# PAGE:
-----

Loops with unknown nesting depth

We often encounter nested loops, like

for (i = 0; i < n; i++) {
    for (j = 0; j < m; j++) {
        doSomething(i, j);
    }
}

This can be nested to a few more levels without too much pain, as long as we observe that the number of iterations for each level need to be multiplied to get the number of iterations for the whole thing and that total numbers of iterations beyond a few billions (10^9, German: Milliarden, Russian Миллиарди) become unreasonable no matter how fast the doSomethings(...) is. Just looking at this example program

public class Modular {
    public static void main(String[] args) {
        long n = Long.parseLong(args[0]);
        long t = System.currentTimeMillis();
        long m = Long.parseLong(args[1]);
        long prod = 1;
        long sum  = 0;
        for (long i = 0; i < n; i++) {
            sum += i;
            sum %= m;
            prod *= (i*i+1);
            prod %= m;
        }
        System.out.println("--> sum=" + sum + " prod=" + prod + " dt=" + (System.currentTimeMillis() - t));
    }
}

which measures it net run time and runs 0 msec for 1000 iterations and almost three minutes for 10 billions (10^{10}):

> java Modular 10000 1001 # 10'000
--> sum=55 prod=520 dt=1
> java Modular 100000 1001 # 100'000
--> sum=45 prod=299 dt=4
> java Modular 1000000 1001 # 1'000'000
--> sum=0 prod=806 dt=20
> java Modular 10000000 1001 # 10'000'000
--> sum=45 prod=299 dt=161
> java Modular 100000000 1001 # 100'000'000
--> sum=946 prod=-364 dt=1570
> java Modular 1000000000 1001 # 1'000'000'000
--> sum=1 prod=0 dt=15635
> java Modular 10000000000 1001 # 10'000'000'000
--> sum=55 prod=0 dt=160365

As soon as we do I/O, network access, database access or simply a bit more serious calculation, this becomes of course easily unbearably slow. But today it is cool to deal with big data and to at least call what we are doing big data, even though conventional processing on a laptop can do it in a few seconds or minutes... And there are of course ways to process way more iterations than this, but it becomes worth thinking about the system architecture, the hardware, parallel processing and of course algorithms and software stacks. But here we are in the "normal world", which can be a "normal subuniverse" of something really big, so running on one CPU and using a normal language like Perl, Java, Ruby, Scala, Clojure, F# or C.

-----

# SOURCE DATA:

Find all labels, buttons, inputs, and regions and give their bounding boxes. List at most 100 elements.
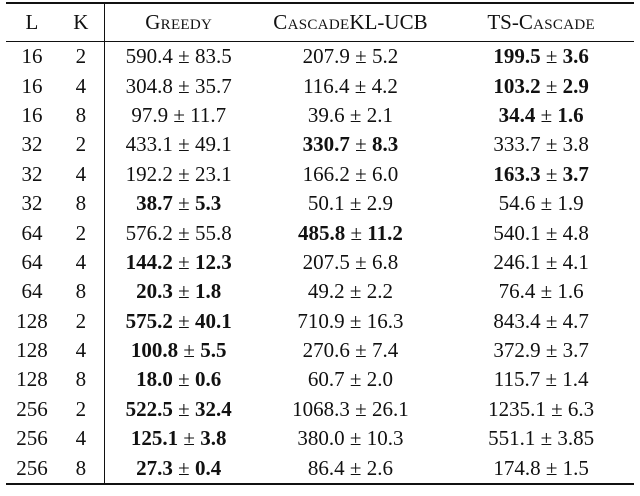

-----

# COMPLETE THE FOLLOWING:
[1] Please set down everything in the nested-loops post from "As soon as we" down to "Clojure, F# or C.".
[2] Resume the post on loops with unknown nesting depth, starting right after its final sentence.

# EXPECTED RESULTS:
[1]
As soon as we do I/O, network access, database access or simply a bit more serious calculation, this becomes of course easily unbearably slow. But today it is cool to deal with big data and to at least call what we are doing big data, even though conventional processing on a laptop can do it in a few seconds or minutes... And there are of course ways to process way more iterations than this, but it becomes worth thinking about the system architecture, the hardware, parallel processing and of course algorithms and software stacks. But here we are in the "normal world", which can be a "normal subuniverse" of something really big, so running on one CPU and using a normal language like Perl, Java, Ruby, Scala, Clojure, F# or C.

[2]
Now sometimes we encounter situations where we want to nest loops, but the depth is unknown, something like

for (i_0 = 0; i_0 < n_0; i_0++) {
  for (i_1 = 0; i_1 < n_1; i_1++) {
    \cdots
      for (i_m = 0; i_m < n_m; i_m++) \{\cr
        dosomething(i_0, i_1,\ldots, i_m);
      }
    \cdots
  }
}

Now our friends from the functional world help us to understand what a loop is, because in some of these more functional languages the classical C-Style loop is either missing or at least not recommended as the everyday tool. Instead we view the set of values we iterate about as a collection and iterate through every element of the collection. This can be a bad thing, because instantiating such big collections can be a show stopper, but we don't. Out of the many features of collections we just pick the iterability, which can very well be accomplished by lazy collections. In Java we have the Iterable, Iterator, Spliterator and the Stream interfaces to express such potentially lazy collections that are just used for iterating.

So we could think of a library that provides us with support for ordinary loops, so we could write something like this:

Iterable range = new LoopRangeExcludeUpper<>(0, n);
for (Integer i : range) {
    doSomething(i);
}

or even better, if we assume 0 as a lower limit is the default anyway:

Iterable range = new LoopRangeExcludeUpper<>(n);
for (Integer i : range) {
    doSomething(i);
}

with the ugliness of boxing and unboxing in terms of runtime overhead, memory overhead, and additional complexity for development. In Scala, Ruby or Clojure the equivalent solution would be elegant and useful and the way to go...
I would assume, that a library who does something like LoopRangeExcludeUpper in the code example should easily be available for Java, maybe even in the standard library, or in some common public maven repository...

Now the issue of loops with unknown nesting depth can easily be addressed by writing or downloading a class like NestedLoopRange, which might have a constructor of the form NestedLoopRange(int ... ni) or NestedLoopRange(List li) or something with collections that are more efficient with primitives, for example from Apache Commons. Consider using long instead of int, which will break some compatibility with Java-collections. This should not hurt too much here and it is a good thing to reconsider the 31-bit size field of Java collections as an obstacle for future development and to address how collections can grow larger than 2^{31}-1 elements, but that is just a side issue here. We broke this limit with the example iterating over 10'000'000'000 values for i already and it took only a few minutes. Of course it was just an abstract way of dealing with a lazy collection without the Java interfaces involved.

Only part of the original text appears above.